TASK OBJECTIVE: Count the lines containing "false". Give the number alone.

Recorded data

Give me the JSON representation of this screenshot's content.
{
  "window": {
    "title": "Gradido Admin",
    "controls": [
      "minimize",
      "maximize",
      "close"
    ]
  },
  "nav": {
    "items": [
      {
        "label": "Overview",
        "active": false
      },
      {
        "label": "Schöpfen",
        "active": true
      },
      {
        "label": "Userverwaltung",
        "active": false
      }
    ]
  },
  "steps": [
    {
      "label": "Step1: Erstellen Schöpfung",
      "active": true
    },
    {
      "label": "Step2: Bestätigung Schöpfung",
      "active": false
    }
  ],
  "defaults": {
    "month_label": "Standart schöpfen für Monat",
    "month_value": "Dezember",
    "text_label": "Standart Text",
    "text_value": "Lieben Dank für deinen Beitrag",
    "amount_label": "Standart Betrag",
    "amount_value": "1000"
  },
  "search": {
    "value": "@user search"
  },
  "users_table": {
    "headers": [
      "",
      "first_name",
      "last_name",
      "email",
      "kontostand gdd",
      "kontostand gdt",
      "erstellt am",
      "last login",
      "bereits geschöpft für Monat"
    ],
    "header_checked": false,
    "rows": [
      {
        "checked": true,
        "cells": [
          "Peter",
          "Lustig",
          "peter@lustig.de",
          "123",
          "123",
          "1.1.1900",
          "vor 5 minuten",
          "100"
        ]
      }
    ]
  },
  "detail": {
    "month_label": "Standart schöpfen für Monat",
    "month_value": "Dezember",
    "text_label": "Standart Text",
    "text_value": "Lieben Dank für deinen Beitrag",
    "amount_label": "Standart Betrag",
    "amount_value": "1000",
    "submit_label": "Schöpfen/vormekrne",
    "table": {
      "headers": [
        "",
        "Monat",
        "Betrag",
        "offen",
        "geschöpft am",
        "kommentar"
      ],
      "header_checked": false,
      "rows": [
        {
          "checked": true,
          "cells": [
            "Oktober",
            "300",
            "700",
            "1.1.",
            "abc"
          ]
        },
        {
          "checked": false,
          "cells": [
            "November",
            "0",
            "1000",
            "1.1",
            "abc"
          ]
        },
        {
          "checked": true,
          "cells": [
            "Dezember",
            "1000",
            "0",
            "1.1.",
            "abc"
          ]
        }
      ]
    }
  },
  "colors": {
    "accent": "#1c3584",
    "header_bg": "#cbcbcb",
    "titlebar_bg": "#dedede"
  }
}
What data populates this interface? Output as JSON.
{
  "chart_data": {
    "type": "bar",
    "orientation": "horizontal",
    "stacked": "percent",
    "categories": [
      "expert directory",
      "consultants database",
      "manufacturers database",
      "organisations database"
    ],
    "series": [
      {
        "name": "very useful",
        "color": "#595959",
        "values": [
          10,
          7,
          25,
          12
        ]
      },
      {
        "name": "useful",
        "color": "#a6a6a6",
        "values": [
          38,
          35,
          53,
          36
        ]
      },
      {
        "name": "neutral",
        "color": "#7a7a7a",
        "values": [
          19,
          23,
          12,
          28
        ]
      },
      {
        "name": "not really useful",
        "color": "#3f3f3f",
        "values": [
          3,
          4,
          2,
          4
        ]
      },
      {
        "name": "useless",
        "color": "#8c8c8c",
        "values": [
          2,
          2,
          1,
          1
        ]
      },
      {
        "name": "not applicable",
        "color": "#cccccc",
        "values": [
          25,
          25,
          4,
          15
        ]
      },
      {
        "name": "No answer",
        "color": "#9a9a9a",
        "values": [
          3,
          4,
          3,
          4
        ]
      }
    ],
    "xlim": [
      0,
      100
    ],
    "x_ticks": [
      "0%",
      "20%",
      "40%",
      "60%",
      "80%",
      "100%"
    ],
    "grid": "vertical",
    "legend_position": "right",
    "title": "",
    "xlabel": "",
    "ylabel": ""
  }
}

THE COMPLETED TASK: 6